## Task to complete
Give only one thing: the number of lines that include the word "example".

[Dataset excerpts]

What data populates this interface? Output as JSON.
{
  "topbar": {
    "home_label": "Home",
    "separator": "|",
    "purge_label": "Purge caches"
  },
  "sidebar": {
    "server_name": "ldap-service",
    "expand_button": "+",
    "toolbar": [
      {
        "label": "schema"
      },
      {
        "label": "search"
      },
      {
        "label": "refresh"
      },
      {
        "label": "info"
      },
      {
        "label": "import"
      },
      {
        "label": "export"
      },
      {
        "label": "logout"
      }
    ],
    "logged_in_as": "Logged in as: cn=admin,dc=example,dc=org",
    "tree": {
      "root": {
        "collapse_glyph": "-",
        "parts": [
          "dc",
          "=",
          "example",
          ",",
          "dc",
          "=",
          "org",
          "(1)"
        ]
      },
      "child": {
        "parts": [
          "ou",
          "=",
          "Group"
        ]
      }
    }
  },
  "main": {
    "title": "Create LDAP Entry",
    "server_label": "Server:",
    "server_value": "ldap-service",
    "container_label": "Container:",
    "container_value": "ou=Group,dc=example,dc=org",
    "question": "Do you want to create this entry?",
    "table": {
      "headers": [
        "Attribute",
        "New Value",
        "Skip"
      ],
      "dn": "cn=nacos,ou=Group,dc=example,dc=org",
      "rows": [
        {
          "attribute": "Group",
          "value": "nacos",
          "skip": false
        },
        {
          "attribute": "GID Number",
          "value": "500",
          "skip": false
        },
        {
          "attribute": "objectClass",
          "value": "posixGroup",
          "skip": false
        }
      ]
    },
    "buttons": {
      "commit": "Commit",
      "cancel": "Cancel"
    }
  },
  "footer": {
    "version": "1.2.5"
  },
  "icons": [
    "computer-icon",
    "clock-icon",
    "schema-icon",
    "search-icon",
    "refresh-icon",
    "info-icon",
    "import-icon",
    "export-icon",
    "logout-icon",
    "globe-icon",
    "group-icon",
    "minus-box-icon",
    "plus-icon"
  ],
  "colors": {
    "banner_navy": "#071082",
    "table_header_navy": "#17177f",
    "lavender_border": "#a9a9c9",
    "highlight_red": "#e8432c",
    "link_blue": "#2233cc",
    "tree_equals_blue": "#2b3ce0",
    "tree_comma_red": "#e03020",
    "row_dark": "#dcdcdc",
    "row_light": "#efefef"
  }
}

## Solution
4